Task requirements:
Copy the data that follows, character for character, minus the pictures.

Supplied material:

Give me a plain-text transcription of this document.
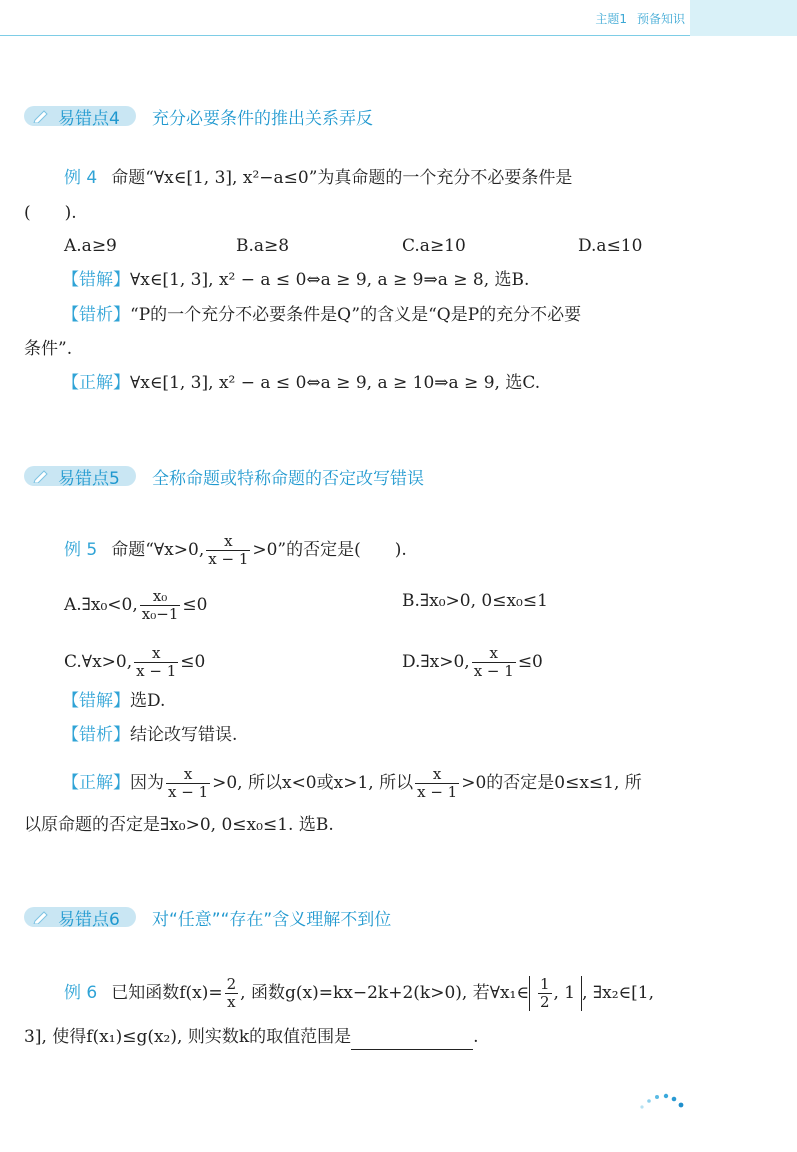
主题1 预备知识
易错点4 充分必要条件的推出关系弄反
例 4 命题“∀x∈[1, 3], x²−a≤0”为真命题的一个充分不必要条件是
(　　).
A.a≥9	B.a≥8	C.a≥10	D.a≤10
【错解】∀x∈[1, 3], x² − a ≤ 0⇔a ≥ 9, a ≥ 9⇒a ≥ 8, 选B.
【错析】“P的一个充分不必要条件是Q”的含义是“Q是P的充分不必要
条件”.
【正解】∀x∈[1, 3], x² − a ≤ 0⇔a ≥ 9, a ≥ 10⇒a ≥ 9, 选C.
易错点5 全称命题或特称命题的否定改写错误
例 5 命题“∀x>0, $\frac{x}{x - 1} >0$”的否定是(　　).
A.∃x₀<0, $\frac{\text{x₀}}{\text{x₀−1}} \le 0$	B.∃x₀>0, 0≤x₀≤1
C.∀x>0, $\frac{x}{x - 1} \le 0$	D.∃x>0, $\frac{x}{x - 1} \le 0$
【错解】选D.
【错析】结论改写错误.
【正解】因为 $\frac{x}{x - 1} >0$, 所以x<0或x>1, 所以 $\frac{x}{x - 1} >0$的否定是0≤x≤1, 所
以原命题的否定是∃x₀>0, 0≤x₀≤1. 选B.
易错点6 对“任意”“存在”含义理解不到位
例 6 已知函数$f(x)= \frac{2}{x}$ , 函数g(x)=kx−2k+2(k>0), 若∀x₁∈ $\frac{1}{2}$ , 1 , ∃x₂∈[1,
3], 使得f(x₁)≤g(x₂), 则实数k的取值范围是	.
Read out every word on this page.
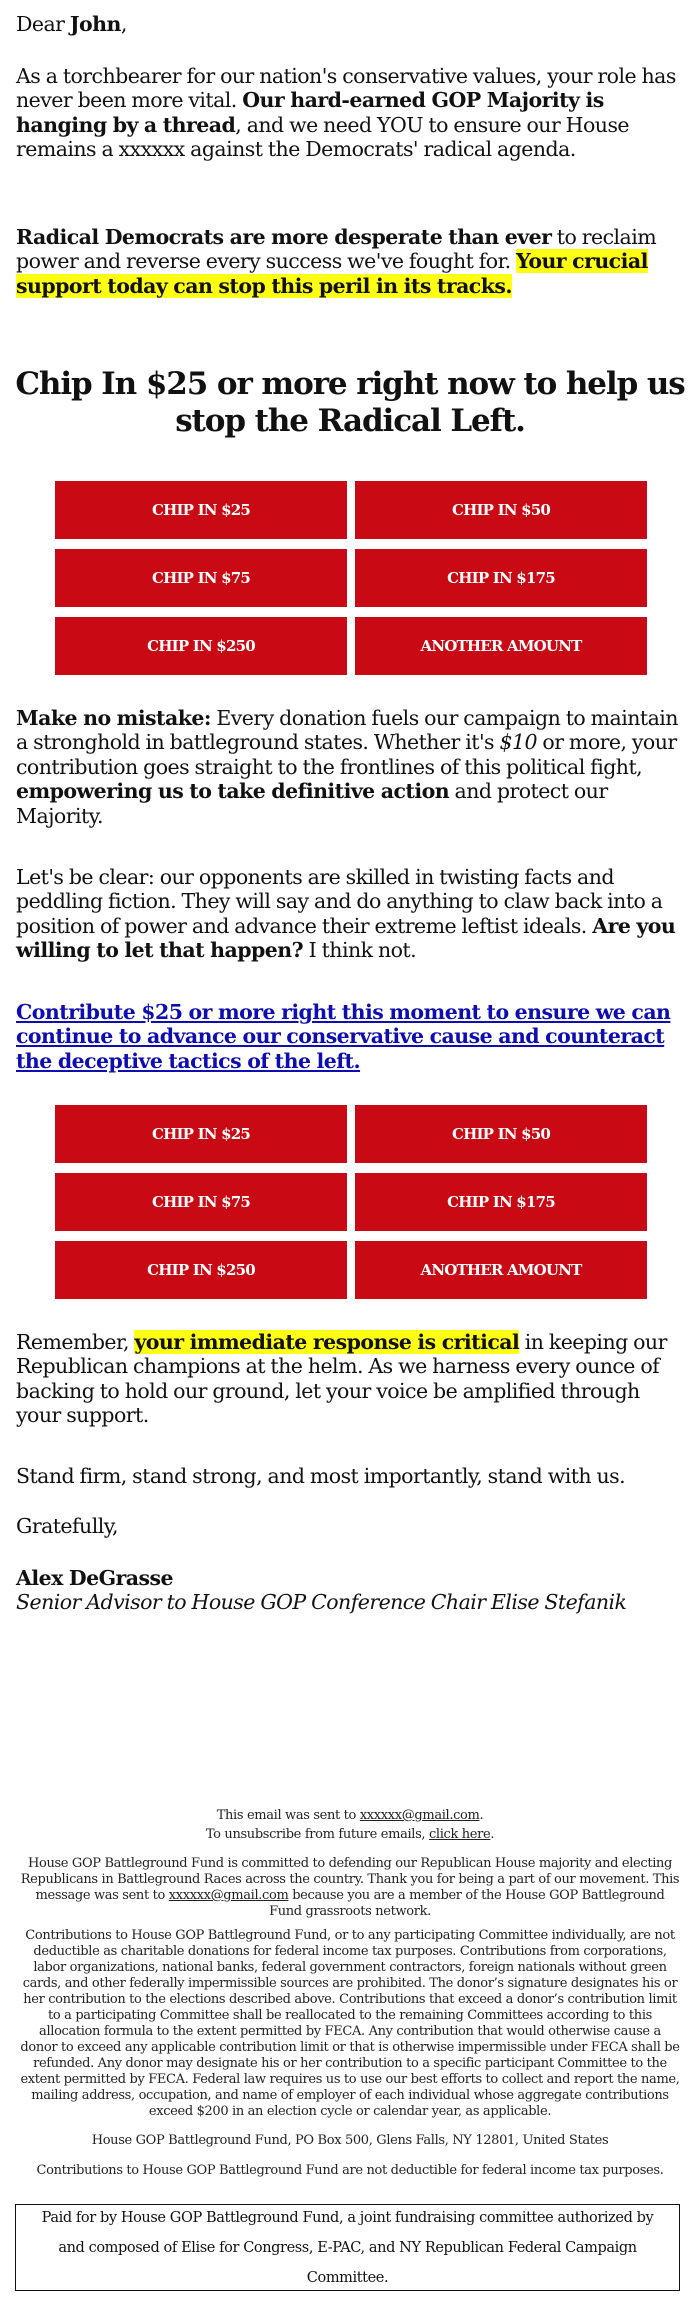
Dear John,

As a torchbearer for our nation's conservative values, your role has never been more vital. Our hard-earned GOP Majority is hanging by a thread, and we need YOU to ensure our House remains a xxxxxx against the Democrats' radical agenda.

Radical Democrats are more desperate than ever to reclaim power and reverse every success we've fought for. Your crucial support today can stop this peril in its tracks.

Chip In $25 or more right now to help us stop the Radical Left.
CHIP IN $25	CHIP IN $50
CHIP IN $75	CHIP IN $175
CHIP IN $250	ANOTHER AMOUNT

Make no mistake: Every donation fuels our campaign to maintain a stronghold in battleground states. Whether it's $10 or more, your contribution goes straight to the frontlines of this political fight, empowering us to take definitive action and protect our Majority.

Let's be clear: our opponents are skilled in twisting facts and peddling fiction. They will say and do anything to claw back into a position of power and advance their extreme leftist ideals. Are you willing to let that happen? I think not.

Contribute $25 or more right this moment to ensure we can continue to advance our conservative cause and counteract the deceptive tactics of the left.

CHIP IN $25	CHIP IN $50
CHIP IN $75	CHIP IN $175
CHIP IN $250	ANOTHER AMOUNT

Remember, your immediate response is critical in keeping our Republican champions at the helm. As we harness every ounce of backing to hold our ground, let your voice be amplified through your support.

Stand firm, stand strong, and most importantly, stand with us.

Gratefully,

Alex DeGrasse

Senior Advisor to House GOP Conference Chair Elise Stefanik

This email was sent to xxxxxx@gmail.com.

To unsubscribe from future emails, click here.

House GOP Battleground Fund is committed to defending our Republican House majority and electing Republicans in Battleground Races across the country. Thank you for being a part of our movement. This message was sent to xxxxxx@gmail.com because you are a member of the House GOP Battleground Fund grassroots network.

Contributions to House GOP Battleground Fund, or to any participating Committee individually, are not deductible as charitable donations for federal income tax purposes. Contributions from corporations, labor organizations, national banks, federal government contractors, foreign nationals without green cards, and other federally impermissible sources are prohibited. The donor’s signature designates his or her contribution to the elections described above. Contributions that exceed a donor’s contribution limit to a participating Committee shall be reallocated to the remaining Committees according to this allocation formula to the extent permitted by FECA. Any contribution that would otherwise cause a donor to exceed any applicable contribution limit or that is otherwise impermissible under FECA shall be refunded. Any donor may designate his or her contribution to a specific participant Committee to the extent permitted by FECA. Federal law requires us to use our best efforts to collect and report the name, mailing address, occupation, and name of employer of each individual whose aggregate contributions exceed $200 in an election cycle or calendar year, as applicable.

House GOP Battleground Fund, PO Box 500, Glens Falls, NY 12801, United States

Contributions to House GOP Battleground Fund are not deductible for federal income tax purposes.

Paid for by House GOP Battleground Fund, a joint fundraising committee authorized by and composed of Elise for Congress, E-PAC, and NY Republican Federal Campaign Committee.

Correct output:
Give me a plain-text transcription of this document.
主题1 预备知识
易错点4 充分必要条件的推出关系弄反
例 4 命题“∀x∈[1, 3], x²−a≤0”为真命题的一个充分不必要条件是
(　　).
A.a≥9	B.a≥8	C.a≥10	D.a≤10
【错解】∀x∈[1, 3], x² − a ≤ 0⇔a ≥ 9, a ≥ 9⇒a ≥ 8, 选B.
【错析】“P的一个充分不必要条件是Q”的含义是“Q是P的充分不必要
条件”.
【正解】∀x∈[1, 3], x² − a ≤ 0⇔a ≥ 9, a ≥ 10⇒a ≥ 9, 选C.
易错点5 全称命题或特称命题的否定改写错误
例 5 命题“∀x>0, $\frac{x}{x - 1} >0$”的否定是(　　).
A.∃x₀<0, $\frac{\text{x₀}}{\text{x₀−1}} \le 0$	B.∃x₀>0, 0≤x₀≤1
C.∀x>0, $\frac{x}{x - 1} \le 0$	D.∃x>0, $\frac{x}{x - 1} \le 0$
【错解】选D.
【错析】结论改写错误.
【正解】因为 $\frac{x}{x - 1} >0$, 所以x<0或x>1, 所以 $\frac{x}{x - 1} >0$的否定是0≤x≤1, 所
以原命题的否定是∃x₀>0, 0≤x₀≤1. 选B.
易错点6 对“任意”“存在”含义理解不到位
例 6 已知函数$f(x)= \frac{2}{x}$ , 函数g(x)=kx−2k+2(k>0), 若∀x₁∈ $\frac{1}{2}$ , 1 , ∃x₂∈[1,
3], 使得f(x₁)≤g(x₂), 则实数k的取值范围是	.
Read out every word on this page.
Dear John,

As a torchbearer for our nation's conservative values, your role has never been more vital. Our hard-earned GOP Majority is hanging by a thread, and we need YOU to ensure our House remains a xxxxxx against the Democrats' radical agenda.

Radical Democrats are more desperate than ever to reclaim power and reverse every success we've fought for. Your crucial support today can stop this peril in its tracks.

Chip In $25 or more right now to help us stop the Radical Left.
CHIP IN $25	CHIP IN $50
CHIP IN $75	CHIP IN $175
CHIP IN $250	ANOTHER AMOUNT

Make no mistake: Every donation fuels our campaign to maintain a stronghold in battleground states. Whether it's $10 or more, your contribution goes straight to the frontlines of this political fight, empowering us to take definitive action and protect our Majority.

Let's be clear: our opponents are skilled in twisting facts and peddling fiction. They will say and do anything to claw back into a position of power and advance their extreme leftist ideals. Are you willing to let that happen? I think not.

Contribute $25 or more right this moment to ensure we can continue to advance our conservative cause and counteract the deceptive tactics of the left.

CHIP IN $25	CHIP IN $50
CHIP IN $75	CHIP IN $175
CHIP IN $250	ANOTHER AMOUNT

Remember, your immediate response is critical in keeping our Republican champions at the helm. As we harness every ounce of backing to hold our ground, let your voice be amplified through your support.

Stand firm, stand strong, and most importantly, stand with us.

Gratefully,

Alex DeGrasse

Senior Advisor to House GOP Conference Chair Elise Stefanik

This email was sent to xxxxxx@gmail.com.

To unsubscribe from future emails, click here.

House GOP Battleground Fund is committed to defending our Republican House majority and electing Republicans in Battleground Races across the country. Thank you for being a part of our movement. This message was sent to xxxxxx@gmail.com because you are a member of the House GOP Battleground Fund grassroots network.

Contributions to House GOP Battleground Fund, or to any participating Committee individually, are not deductible as charitable donations for federal income tax purposes. Contributions from corporations, labor organizations, national banks, federal government contractors, foreign nationals without green cards, and other federally impermissible sources are prohibited. The donor’s signature designates his or her contribution to the elections described above. Contributions that exceed a donor’s contribution limit to a participating Committee shall be reallocated to the remaining Committees according to this allocation formula to the extent permitted by FECA. Any contribution that would otherwise cause a donor to exceed any applicable contribution limit or that is otherwise impermissible under FECA shall be refunded. Any donor may designate his or her contribution to a specific participant Committee to the extent permitted by FECA. Federal law requires us to use our best efforts to collect and report the name, mailing address, occupation, and name of employer of each individual whose aggregate contributions exceed $200 in an election cycle or calendar year, as applicable.

House GOP Battleground Fund, PO Box 500, Glens Falls, NY 12801, United States

Contributions to House GOP Battleground Fund are not deductible for federal income tax purposes.

Paid for by House GOP Battleground Fund, a joint fundraising committee authorized by and composed of Elise for Congress, E-PAC, and NY Republican Federal Campaign Committee.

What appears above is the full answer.